## Given exercise
Going through the material below, please gather all lines with the word "this" in them.

## Data for processing
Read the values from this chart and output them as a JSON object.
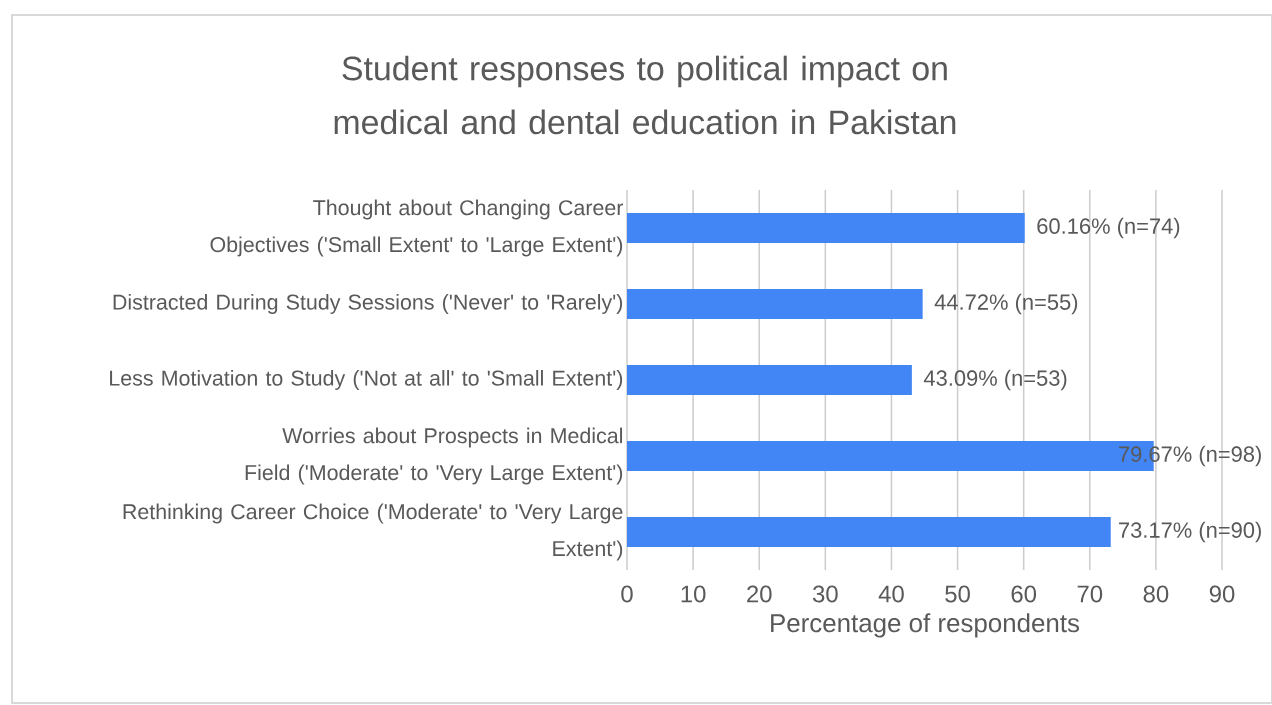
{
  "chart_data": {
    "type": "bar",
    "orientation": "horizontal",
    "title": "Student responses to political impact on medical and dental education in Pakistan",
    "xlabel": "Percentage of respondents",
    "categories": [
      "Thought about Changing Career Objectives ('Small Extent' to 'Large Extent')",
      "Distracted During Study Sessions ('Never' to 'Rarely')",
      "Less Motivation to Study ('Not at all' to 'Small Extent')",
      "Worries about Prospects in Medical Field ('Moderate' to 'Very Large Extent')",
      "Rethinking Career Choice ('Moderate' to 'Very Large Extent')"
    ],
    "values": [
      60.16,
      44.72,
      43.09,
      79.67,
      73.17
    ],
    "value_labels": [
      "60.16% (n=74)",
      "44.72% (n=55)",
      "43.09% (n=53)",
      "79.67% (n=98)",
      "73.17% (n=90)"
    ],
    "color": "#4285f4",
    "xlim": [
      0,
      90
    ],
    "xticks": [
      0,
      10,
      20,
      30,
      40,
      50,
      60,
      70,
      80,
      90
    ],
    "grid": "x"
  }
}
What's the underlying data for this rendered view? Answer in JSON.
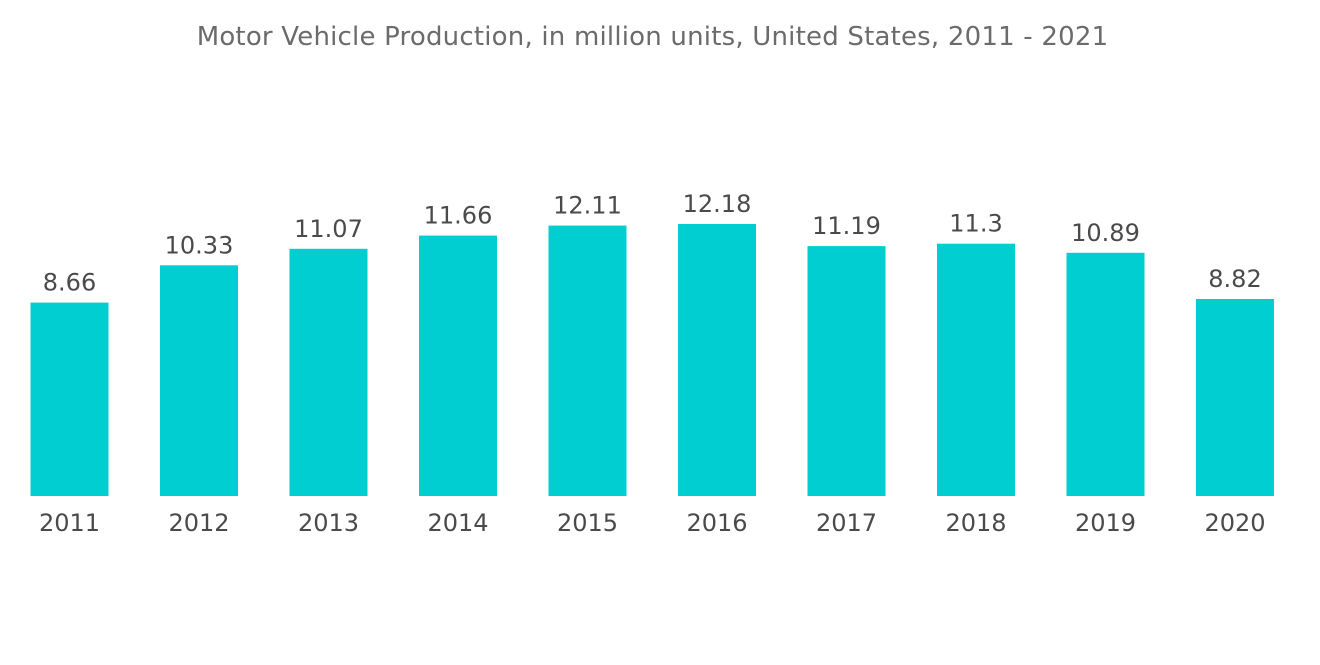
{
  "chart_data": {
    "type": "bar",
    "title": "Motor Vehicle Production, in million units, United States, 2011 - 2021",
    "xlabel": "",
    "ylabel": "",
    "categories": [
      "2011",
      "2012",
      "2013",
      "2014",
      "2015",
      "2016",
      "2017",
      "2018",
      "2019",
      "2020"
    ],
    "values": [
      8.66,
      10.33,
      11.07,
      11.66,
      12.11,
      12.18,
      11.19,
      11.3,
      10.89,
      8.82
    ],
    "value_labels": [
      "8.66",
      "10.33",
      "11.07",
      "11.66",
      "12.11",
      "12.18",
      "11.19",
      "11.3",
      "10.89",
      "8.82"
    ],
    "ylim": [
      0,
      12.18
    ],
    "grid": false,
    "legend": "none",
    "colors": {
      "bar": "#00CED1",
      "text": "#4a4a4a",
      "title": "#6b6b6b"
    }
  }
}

## Solution to the exercise
Read the values from this chart and output them as a JSON object.
What's the underlying data for this rendered view? Answer in JSON.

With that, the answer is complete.